(Exercise goal) Check each line of the records below and collect those that include the word "prendra".

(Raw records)
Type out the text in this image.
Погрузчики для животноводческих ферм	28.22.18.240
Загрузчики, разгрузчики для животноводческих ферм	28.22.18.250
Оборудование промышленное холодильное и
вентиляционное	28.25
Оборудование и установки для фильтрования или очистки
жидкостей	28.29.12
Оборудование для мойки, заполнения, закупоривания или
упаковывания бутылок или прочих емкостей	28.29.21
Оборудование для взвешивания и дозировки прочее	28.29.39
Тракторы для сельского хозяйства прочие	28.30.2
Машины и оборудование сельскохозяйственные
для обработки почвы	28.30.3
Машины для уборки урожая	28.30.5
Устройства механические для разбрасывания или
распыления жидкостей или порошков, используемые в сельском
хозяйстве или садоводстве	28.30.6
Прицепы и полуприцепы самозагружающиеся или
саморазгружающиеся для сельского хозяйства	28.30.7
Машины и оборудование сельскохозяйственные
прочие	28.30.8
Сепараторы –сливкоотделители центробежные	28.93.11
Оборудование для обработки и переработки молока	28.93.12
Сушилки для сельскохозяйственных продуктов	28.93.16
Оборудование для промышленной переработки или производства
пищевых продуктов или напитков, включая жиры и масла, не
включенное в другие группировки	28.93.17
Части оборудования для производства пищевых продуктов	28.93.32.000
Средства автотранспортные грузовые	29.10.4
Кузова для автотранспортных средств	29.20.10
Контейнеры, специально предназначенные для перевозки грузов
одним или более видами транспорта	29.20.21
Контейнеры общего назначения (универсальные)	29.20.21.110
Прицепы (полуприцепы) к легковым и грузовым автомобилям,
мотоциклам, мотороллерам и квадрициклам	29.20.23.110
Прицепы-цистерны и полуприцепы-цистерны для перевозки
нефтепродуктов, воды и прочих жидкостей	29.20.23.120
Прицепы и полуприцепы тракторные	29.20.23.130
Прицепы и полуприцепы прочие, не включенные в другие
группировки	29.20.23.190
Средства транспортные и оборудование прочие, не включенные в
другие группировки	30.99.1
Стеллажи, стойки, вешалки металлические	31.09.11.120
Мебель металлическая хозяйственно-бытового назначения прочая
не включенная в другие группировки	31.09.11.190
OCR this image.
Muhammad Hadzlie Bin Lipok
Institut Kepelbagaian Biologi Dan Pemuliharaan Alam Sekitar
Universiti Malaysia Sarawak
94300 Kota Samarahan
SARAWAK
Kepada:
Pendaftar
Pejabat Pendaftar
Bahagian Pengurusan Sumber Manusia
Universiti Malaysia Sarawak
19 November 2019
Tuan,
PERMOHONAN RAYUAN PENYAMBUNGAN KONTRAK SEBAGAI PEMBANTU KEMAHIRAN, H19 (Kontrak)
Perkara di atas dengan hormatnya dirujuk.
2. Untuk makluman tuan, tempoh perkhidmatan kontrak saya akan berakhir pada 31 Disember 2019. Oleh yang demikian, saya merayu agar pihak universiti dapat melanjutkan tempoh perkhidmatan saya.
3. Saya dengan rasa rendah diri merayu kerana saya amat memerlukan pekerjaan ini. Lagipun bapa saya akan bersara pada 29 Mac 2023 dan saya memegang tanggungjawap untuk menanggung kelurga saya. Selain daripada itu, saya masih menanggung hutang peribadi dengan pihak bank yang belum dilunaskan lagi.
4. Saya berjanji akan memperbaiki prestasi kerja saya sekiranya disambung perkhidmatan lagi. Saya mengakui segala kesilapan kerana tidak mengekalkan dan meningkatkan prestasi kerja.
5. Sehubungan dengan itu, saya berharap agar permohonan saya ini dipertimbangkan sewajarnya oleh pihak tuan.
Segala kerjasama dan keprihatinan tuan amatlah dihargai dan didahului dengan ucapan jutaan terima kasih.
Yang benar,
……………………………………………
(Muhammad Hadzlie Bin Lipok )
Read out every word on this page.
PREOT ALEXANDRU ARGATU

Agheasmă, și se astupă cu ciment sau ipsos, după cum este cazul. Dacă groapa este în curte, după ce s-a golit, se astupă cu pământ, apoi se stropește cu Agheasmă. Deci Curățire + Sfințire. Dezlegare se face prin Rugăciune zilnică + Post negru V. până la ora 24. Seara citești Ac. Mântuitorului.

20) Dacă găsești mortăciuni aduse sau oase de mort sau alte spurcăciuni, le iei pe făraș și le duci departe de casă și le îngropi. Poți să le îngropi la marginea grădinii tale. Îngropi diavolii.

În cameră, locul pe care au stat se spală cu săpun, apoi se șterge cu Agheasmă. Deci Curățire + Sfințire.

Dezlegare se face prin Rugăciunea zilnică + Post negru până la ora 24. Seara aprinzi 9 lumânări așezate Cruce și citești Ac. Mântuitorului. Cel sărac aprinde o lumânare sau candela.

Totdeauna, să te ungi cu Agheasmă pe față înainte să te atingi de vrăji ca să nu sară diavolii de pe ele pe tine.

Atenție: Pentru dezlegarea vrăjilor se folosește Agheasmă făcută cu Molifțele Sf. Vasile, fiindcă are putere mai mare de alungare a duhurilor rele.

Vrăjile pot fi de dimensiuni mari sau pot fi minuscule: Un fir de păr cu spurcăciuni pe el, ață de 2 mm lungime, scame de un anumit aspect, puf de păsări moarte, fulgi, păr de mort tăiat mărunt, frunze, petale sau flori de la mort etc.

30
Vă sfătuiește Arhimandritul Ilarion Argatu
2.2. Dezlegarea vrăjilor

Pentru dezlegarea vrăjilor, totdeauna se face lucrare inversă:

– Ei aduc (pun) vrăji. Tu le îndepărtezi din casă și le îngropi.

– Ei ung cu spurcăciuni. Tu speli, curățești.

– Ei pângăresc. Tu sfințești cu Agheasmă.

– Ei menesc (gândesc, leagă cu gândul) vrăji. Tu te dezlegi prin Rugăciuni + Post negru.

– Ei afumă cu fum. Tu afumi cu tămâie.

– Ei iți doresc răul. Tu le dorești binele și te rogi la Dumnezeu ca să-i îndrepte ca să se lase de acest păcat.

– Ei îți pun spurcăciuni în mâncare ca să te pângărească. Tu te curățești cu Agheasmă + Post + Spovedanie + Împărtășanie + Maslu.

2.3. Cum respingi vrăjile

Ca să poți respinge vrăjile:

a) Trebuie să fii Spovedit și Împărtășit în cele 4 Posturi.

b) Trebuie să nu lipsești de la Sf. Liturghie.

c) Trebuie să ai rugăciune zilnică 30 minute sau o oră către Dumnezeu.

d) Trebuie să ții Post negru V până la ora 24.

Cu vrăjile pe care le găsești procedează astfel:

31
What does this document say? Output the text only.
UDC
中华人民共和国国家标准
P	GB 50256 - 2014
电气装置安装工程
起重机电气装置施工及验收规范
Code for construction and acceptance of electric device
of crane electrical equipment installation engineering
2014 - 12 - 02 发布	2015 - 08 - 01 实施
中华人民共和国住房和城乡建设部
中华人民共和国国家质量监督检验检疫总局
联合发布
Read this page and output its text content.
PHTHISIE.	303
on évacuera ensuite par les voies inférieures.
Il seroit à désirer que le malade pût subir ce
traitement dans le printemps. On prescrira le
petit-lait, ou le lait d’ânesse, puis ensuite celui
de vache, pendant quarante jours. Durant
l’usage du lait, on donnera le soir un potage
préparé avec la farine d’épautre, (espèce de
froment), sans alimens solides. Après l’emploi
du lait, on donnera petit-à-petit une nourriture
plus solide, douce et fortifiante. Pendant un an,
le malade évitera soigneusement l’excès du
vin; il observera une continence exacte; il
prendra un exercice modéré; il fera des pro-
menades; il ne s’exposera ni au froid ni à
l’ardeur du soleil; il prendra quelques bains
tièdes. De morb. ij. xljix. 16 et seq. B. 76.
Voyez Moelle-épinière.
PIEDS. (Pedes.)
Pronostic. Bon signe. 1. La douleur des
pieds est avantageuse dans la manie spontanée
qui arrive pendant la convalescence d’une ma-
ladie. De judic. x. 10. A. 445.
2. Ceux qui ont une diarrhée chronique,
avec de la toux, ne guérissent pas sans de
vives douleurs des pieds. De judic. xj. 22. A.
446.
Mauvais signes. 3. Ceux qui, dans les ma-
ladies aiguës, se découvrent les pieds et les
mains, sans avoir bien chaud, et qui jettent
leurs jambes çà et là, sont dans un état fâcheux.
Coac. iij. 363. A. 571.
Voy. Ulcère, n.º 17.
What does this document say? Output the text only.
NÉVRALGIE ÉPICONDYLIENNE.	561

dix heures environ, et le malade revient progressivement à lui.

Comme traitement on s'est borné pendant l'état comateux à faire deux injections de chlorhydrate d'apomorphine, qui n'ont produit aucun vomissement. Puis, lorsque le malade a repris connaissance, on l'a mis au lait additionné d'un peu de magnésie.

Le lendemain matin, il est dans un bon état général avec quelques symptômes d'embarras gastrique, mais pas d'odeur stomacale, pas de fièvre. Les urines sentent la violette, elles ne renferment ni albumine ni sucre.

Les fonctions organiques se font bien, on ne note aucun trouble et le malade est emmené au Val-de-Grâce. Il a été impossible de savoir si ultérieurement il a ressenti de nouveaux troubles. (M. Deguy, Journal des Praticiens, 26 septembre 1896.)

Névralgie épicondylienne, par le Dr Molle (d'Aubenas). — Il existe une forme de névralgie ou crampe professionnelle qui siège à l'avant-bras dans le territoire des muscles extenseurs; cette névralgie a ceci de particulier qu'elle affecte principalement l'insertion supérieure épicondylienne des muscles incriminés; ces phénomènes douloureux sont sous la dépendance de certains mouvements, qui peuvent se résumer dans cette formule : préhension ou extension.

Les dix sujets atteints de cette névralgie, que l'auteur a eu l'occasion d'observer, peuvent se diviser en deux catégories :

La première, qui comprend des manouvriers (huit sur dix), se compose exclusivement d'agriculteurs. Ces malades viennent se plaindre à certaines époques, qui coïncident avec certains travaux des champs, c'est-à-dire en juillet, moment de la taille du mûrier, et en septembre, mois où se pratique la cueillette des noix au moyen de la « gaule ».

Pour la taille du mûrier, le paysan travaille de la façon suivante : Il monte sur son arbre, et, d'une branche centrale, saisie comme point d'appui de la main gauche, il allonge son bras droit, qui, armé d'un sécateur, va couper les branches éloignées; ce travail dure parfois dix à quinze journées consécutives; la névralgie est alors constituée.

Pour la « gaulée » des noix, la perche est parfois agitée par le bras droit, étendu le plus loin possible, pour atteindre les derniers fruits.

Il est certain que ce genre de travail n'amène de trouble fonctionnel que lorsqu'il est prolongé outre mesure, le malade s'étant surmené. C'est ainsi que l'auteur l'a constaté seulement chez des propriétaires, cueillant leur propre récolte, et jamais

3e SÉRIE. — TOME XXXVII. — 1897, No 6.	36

(Correct answer)
prendra un exercice modéré; il fera des pro-
l’ardeur du soleil; il prendra quelques bains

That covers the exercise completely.